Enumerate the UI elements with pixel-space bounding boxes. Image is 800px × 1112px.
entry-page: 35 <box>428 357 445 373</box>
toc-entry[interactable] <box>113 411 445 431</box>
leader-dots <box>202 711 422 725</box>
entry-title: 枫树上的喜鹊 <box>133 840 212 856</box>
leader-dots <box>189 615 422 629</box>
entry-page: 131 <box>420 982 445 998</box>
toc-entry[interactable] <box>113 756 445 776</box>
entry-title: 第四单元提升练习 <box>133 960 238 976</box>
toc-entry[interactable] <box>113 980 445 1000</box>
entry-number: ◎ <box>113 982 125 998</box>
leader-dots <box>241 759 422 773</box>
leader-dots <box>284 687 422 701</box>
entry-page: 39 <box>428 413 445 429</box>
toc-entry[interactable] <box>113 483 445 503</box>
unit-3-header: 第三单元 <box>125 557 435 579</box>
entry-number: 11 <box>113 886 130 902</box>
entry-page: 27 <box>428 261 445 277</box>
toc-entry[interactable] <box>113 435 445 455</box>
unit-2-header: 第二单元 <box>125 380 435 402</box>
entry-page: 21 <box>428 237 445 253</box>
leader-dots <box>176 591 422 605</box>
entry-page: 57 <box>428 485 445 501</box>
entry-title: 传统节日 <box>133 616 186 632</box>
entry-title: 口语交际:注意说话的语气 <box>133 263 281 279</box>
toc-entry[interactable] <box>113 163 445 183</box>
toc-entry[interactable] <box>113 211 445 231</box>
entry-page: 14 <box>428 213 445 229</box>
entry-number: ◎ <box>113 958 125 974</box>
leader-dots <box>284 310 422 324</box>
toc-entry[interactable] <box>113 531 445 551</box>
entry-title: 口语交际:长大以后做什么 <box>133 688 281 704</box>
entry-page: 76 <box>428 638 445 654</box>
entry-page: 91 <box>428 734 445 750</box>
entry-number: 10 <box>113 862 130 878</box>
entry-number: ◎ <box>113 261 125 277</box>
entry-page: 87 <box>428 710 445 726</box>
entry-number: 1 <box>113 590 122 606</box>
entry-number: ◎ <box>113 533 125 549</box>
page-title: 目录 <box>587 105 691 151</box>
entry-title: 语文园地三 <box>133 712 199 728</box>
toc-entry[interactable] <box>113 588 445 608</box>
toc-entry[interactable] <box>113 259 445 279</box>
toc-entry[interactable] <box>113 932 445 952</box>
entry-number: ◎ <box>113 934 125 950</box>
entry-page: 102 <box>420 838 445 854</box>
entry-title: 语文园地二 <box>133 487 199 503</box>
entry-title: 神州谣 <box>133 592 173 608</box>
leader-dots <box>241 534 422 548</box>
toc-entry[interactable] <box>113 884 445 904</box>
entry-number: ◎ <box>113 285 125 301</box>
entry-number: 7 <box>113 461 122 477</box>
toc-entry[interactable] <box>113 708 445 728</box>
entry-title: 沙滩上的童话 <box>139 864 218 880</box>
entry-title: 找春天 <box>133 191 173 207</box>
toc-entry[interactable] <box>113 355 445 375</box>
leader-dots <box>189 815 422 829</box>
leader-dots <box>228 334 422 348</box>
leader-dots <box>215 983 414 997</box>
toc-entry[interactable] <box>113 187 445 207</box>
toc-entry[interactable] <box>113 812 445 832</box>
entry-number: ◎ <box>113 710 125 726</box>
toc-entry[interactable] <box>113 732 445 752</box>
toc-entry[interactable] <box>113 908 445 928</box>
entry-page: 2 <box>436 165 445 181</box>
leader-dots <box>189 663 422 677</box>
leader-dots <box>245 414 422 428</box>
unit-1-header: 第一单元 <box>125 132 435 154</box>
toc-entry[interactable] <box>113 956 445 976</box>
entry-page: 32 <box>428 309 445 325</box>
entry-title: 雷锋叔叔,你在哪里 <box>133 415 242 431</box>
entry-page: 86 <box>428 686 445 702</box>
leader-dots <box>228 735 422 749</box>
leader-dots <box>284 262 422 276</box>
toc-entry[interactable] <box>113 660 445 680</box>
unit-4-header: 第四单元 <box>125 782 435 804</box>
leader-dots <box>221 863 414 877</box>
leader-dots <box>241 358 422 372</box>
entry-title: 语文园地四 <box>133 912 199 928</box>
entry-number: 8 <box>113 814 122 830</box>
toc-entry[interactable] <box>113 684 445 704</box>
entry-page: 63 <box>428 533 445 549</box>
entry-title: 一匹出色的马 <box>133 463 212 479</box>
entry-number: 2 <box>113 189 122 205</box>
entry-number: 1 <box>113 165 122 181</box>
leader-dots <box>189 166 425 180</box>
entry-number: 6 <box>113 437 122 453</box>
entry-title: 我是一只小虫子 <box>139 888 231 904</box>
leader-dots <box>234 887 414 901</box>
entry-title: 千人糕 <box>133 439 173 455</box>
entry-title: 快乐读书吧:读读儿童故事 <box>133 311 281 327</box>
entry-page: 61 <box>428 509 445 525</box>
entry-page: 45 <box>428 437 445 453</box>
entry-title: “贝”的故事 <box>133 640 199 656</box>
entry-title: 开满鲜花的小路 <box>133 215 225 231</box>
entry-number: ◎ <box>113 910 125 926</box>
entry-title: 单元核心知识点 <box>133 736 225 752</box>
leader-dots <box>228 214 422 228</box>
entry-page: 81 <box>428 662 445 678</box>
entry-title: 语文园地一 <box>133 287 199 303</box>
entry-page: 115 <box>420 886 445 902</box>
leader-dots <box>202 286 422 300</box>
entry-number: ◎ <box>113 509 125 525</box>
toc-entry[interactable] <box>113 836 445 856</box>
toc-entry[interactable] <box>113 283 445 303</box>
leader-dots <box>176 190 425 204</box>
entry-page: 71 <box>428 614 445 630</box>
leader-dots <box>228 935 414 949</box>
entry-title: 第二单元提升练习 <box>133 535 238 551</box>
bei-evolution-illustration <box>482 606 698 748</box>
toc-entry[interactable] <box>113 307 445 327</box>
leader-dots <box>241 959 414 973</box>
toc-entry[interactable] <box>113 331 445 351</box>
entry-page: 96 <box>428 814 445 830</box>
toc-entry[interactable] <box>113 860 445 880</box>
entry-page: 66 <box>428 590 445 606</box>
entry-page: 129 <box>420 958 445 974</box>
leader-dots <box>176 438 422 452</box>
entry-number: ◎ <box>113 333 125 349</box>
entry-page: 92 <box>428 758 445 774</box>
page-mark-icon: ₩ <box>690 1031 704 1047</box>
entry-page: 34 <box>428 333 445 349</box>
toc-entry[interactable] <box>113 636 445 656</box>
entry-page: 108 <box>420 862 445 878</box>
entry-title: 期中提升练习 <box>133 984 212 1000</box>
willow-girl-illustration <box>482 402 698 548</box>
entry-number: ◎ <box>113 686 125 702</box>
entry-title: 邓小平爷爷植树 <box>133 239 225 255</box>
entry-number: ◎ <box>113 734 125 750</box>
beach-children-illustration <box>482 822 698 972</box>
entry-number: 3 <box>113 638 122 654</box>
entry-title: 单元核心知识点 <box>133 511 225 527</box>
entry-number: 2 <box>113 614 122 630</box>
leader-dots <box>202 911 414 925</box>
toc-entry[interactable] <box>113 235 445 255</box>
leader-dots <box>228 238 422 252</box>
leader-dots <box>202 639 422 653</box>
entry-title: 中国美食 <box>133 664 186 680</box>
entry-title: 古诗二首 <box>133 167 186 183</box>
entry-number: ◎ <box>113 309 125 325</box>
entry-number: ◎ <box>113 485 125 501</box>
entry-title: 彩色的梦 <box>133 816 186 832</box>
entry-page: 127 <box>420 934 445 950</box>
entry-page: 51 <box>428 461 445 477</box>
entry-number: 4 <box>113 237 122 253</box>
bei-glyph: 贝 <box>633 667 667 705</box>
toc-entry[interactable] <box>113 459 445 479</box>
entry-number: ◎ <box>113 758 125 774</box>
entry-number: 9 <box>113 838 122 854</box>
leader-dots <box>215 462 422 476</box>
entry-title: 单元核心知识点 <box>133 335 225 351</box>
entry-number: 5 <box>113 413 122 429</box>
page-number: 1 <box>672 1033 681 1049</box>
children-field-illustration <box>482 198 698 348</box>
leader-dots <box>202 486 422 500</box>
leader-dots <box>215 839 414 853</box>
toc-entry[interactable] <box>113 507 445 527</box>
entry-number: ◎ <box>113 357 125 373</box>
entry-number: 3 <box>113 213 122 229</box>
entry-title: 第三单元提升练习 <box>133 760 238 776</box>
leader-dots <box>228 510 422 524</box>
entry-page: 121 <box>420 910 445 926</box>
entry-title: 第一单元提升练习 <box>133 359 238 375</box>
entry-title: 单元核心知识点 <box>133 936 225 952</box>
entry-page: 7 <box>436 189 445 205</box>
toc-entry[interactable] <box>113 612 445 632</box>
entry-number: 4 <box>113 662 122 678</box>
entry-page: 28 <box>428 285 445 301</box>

— WORK TO DO —
Convert the listing, from its first line through the line containing "toc-entry[interactable] <box>113 435", into a Markdown table with two columns, Row and Line. Number each row and skip any blank lines.

— TASK RESULT —
| Row | Line |
|---|---|
| 1 | Enumerate the UI elements with pixel-space bounding boxes. Image is 800px × 1112px. |
| 2 | entry-page: 35 <box>428 357 445 373</box> |
| 3 | toc-entry[interactable] <box>113 411 445 431</box> |
| 4 | leader-dots <box>202 711 422 725</box> |
| 5 | entry-title: 枫树上的喜鹊 <box>133 840 212 856</box> |
| 6 | leader-dots <box>189 615 422 629</box> |
| 7 | entry-page: 131 <box>420 982 445 998</box> |
| 8 | toc-entry[interactable] <box>113 756 445 776</box> |
| 9 | entry-title: 第四单元提升练习 <box>133 960 238 976</box> |
| 10 | toc-entry[interactable] <box>113 980 445 1000</box> |
| 11 | entry-number: ◎ <box>113 982 125 998</box> |
| 12 | leader-dots <box>241 759 422 773</box> |
| 13 | leader-dots <box>284 687 422 701</box> |
| 14 | entry-page: 39 <box>428 413 445 429</box> |
| 15 | toc-entry[interactable] <box>113 483 445 503</box> |
| 16 | unit-3-header: 第三单元 <box>125 557 435 579</box> |
| 17 | entry-number: 11 <box>113 886 130 902</box> |
| 18 | entry-page: 27 <box>428 261 445 277</box> |
| 19 | toc-entry[interactable] <box>113 435 445 455</box> |